* Exercise prompt *
Examine the entries and show every line in which the word "Offices" is found.

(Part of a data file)
◆ ◆ ◆ ◆

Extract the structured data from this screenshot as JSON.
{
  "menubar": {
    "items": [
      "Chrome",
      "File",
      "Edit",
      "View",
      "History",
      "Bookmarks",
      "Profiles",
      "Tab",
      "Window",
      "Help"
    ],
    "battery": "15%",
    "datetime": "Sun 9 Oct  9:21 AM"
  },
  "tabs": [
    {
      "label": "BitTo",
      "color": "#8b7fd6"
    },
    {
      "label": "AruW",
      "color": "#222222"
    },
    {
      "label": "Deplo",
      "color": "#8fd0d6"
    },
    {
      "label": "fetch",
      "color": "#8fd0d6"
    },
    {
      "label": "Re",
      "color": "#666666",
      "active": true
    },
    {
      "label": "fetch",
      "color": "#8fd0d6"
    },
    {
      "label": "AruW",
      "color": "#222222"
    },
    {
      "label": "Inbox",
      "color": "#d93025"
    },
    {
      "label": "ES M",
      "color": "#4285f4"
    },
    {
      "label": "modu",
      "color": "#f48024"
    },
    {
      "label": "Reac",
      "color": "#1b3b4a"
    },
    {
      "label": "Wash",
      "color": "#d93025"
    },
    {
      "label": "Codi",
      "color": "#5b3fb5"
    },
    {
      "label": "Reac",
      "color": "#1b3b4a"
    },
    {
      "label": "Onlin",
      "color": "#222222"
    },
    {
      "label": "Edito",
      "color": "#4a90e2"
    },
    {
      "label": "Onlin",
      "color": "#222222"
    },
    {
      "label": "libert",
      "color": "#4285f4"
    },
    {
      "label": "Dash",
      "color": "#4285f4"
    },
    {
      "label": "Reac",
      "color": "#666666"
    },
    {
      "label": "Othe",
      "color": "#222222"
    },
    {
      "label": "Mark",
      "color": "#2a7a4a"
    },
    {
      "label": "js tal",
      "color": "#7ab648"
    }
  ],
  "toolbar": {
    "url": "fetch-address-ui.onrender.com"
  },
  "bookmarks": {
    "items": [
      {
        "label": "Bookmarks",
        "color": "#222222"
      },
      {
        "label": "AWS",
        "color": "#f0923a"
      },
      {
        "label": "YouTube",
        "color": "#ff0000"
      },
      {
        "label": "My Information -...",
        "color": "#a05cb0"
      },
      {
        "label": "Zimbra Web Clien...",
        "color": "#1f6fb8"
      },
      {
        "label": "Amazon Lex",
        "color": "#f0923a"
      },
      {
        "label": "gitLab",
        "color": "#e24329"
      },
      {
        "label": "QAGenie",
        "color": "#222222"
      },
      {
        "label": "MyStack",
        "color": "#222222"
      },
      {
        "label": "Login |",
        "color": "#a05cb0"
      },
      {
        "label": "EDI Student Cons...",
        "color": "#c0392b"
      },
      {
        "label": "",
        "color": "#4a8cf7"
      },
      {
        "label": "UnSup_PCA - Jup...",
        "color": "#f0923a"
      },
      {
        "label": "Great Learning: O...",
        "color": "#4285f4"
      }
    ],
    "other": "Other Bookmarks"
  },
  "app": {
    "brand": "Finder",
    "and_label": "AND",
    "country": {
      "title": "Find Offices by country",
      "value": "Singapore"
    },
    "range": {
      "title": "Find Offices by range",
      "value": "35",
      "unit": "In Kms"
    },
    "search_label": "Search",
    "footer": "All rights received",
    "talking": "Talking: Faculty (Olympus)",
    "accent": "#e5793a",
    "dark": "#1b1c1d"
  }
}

◆ ◆ ◆ ◆

* Expected output *
      "title": "Find Offices by country",
      "title": "Find Offices by range",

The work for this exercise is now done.